_What is required_: What is needed here is an exact copy of every entry.

** Start of Entries shown **

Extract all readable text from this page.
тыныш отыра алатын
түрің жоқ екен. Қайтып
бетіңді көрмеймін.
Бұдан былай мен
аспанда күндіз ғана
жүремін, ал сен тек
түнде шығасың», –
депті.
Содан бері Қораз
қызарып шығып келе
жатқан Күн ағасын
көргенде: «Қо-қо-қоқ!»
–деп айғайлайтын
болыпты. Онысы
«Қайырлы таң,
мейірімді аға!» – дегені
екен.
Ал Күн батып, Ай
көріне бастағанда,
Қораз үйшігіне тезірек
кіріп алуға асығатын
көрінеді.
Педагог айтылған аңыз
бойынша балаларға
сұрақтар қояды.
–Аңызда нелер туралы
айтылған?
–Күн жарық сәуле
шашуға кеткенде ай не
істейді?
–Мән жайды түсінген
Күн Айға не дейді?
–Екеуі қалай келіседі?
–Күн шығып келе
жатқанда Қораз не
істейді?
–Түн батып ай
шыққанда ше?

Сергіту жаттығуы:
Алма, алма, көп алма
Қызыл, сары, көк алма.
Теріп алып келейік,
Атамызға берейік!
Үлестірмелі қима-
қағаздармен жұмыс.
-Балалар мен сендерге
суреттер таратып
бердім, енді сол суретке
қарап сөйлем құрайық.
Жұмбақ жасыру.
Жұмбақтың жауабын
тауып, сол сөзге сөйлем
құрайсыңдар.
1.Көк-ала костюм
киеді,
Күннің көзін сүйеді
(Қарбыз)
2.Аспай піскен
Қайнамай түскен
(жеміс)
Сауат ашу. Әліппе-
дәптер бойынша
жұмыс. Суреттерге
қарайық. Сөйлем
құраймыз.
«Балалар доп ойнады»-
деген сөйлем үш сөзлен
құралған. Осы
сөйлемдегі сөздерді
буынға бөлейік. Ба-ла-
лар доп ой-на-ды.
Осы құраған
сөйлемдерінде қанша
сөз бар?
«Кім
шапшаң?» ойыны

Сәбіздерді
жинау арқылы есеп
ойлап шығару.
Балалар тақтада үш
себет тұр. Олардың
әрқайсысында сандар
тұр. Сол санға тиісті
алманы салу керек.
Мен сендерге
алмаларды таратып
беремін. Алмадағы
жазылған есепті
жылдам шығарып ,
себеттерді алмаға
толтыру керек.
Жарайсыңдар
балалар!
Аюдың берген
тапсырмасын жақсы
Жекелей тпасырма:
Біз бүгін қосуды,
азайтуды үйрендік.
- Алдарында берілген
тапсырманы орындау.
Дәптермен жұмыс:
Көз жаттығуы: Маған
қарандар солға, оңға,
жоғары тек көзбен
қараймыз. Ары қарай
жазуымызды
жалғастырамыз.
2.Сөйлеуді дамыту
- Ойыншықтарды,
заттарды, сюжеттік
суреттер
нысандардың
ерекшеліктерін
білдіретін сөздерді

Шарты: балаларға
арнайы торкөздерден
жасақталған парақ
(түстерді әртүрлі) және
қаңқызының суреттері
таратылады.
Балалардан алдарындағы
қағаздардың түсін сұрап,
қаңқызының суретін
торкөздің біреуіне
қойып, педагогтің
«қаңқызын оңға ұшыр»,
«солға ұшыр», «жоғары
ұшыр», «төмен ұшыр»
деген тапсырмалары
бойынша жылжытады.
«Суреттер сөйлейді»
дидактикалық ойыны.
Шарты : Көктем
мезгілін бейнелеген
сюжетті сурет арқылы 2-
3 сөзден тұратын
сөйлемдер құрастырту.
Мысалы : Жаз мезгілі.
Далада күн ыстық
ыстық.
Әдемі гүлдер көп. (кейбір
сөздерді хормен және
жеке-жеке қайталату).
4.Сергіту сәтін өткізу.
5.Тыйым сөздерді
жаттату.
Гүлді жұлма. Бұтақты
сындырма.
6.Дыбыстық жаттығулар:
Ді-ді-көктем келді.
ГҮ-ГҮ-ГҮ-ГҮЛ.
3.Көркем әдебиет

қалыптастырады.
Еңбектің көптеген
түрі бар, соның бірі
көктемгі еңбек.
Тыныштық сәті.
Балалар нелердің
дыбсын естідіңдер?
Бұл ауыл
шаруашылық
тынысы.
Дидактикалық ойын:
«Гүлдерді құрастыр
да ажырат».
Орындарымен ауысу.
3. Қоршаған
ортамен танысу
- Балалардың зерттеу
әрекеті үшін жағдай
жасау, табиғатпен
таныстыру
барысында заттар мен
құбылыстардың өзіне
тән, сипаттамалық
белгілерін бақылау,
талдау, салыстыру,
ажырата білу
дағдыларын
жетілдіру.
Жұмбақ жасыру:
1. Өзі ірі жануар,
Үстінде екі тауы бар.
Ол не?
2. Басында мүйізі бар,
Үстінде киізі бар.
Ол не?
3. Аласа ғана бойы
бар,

** End of Entries shown **

_Written solution_:
Extract all readable text from this page.
тыныш отыра алатын
түрің жоқ екен. Қайтып
бетіңді көрмеймін.
Бұдан былай мен
аспанда күндіз ғана
жүремін, ал сен тек
түнде шығасың», –
депті.
Содан бері Қораз
қызарып шығып келе
жатқан Күн ағасын
көргенде: «Қо-қо-қоқ!»
–деп айғайлайтын
болыпты. Онысы
«Қайырлы таң,
мейірімді аға!» – дегені
екен.
Ал Күн батып, Ай
көріне бастағанда,
Қораз үйшігіне тезірек
кіріп алуға асығатын
көрінеді.
Педагог айтылған аңыз
бойынша балаларға
сұрақтар қояды.
–Аңызда нелер туралы
айтылған?
–Күн жарық сәуле
шашуға кеткенде ай не
істейді?
–Мән жайды түсінген
Күн Айға не дейді?
–Екеуі қалай келіседі?
–Күн шығып келе
жатқанда Қораз не
істейді?
–Түн батып ай
шыққанда ше?

Сергіту жаттығуы:
Алма, алма, көп алма
Қызыл, сары, көк алма.
Теріп алып келейік,
Атамызға берейік!
Үлестірмелі қима-
қағаздармен жұмыс.
-Балалар мен сендерге
суреттер таратып
бердім, енді сол суретке
қарап сөйлем құрайық.
Жұмбақ жасыру.
Жұмбақтың жауабын
тауып, сол сөзге сөйлем
құрайсыңдар.
1.Көк-ала костюм
киеді,
Күннің көзін сүйеді
(Қарбыз)
2.Аспай піскен
Қайнамай түскен
(жеміс)
Сауат ашу. Әліппе-
дәптер бойынша
жұмыс. Суреттерге
қарайық. Сөйлем
құраймыз.
«Балалар доп ойнады»-
деген сөйлем үш сөзлен
құралған. Осы
сөйлемдегі сөздерді
буынға бөлейік. Ба-ла-
лар доп ой-на-ды.
Осы құраған
сөйлемдерінде қанша
сөз бар?
«Кім
шапшаң?» ойыны

Сәбіздерді
жинау арқылы есеп
ойлап шығару.
Балалар тақтада үш
себет тұр. Олардың
әрқайсысында сандар
тұр. Сол санға тиісті
алманы салу керек.
Мен сендерге
алмаларды таратып
беремін. Алмадағы
жазылған есепті
жылдам шығарып ,
себеттерді алмаға
толтыру керек.
Жарайсыңдар
балалар!
Аюдың берген
тапсырмасын жақсы
Жекелей тпасырма:
Біз бүгін қосуды,
азайтуды үйрендік.
- Алдарында берілген
тапсырманы орындау.
Дәптермен жұмыс:
Көз жаттығуы: Маған
қарандар солға, оңға,
жоғары тек көзбен
қараймыз. Ары қарай
жазуымызды
жалғастырамыз.
2.Сөйлеуді дамыту
- Ойыншықтарды,
заттарды, сюжеттік
суреттер
нысандардың
ерекшеліктерін
білдіретін сөздерді

Шарты: балаларға
арнайы торкөздерден
жасақталған парақ
(түстерді әртүрлі) және
қаңқызының суреттері
таратылады.
Балалардан алдарындағы
қағаздардың түсін сұрап,
қаңқызының суретін
торкөздің біреуіне
қойып, педагогтің
«қаңқызын оңға ұшыр»,
«солға ұшыр», «жоғары
ұшыр», «төмен ұшыр»
деген тапсырмалары
бойынша жылжытады.
«Суреттер сөйлейді»
дидактикалық ойыны.
Шарты : Көктем
мезгілін бейнелеген
сюжетті сурет арқылы 2-
3 сөзден тұратын
сөйлемдер құрастырту.
Мысалы : Жаз мезгілі.
Далада күн ыстық
ыстық.
Әдемі гүлдер көп. (кейбір
сөздерді хормен және
жеке-жеке қайталату).
4.Сергіту сәтін өткізу.
5.Тыйым сөздерді
жаттату.
Гүлді жұлма. Бұтақты
сындырма.
6.Дыбыстық жаттығулар:
Ді-ді-көктем келді.
ГҮ-ГҮ-ГҮ-ГҮЛ.
3.Көркем әдебиет

қалыптастырады.
Еңбектің көптеген
түрі бар, соның бірі
көктемгі еңбек.
Тыныштық сәті.
Балалар нелердің
дыбсын естідіңдер?
Бұл ауыл
шаруашылық
тынысы.
Дидактикалық ойын:
«Гүлдерді құрастыр
да ажырат».
Орындарымен ауысу.
3. Қоршаған
ортамен танысу
- Балалардың зерттеу
әрекеті үшін жағдай
жасау, табиғатпен
таныстыру
барысында заттар мен
құбылыстардың өзіне
тән, сипаттамалық
белгілерін бақылау,
талдау, салыстыру,
ажырата білу
дағдыларын
жетілдіру.
Жұмбақ жасыру:
1. Өзі ірі жануар,
Үстінде екі тауы бар.
Ол не?
2. Басында мүйізі бар,
Үстінде киізі бар.
Ол не?
3. Аласа ғана бойы
бар,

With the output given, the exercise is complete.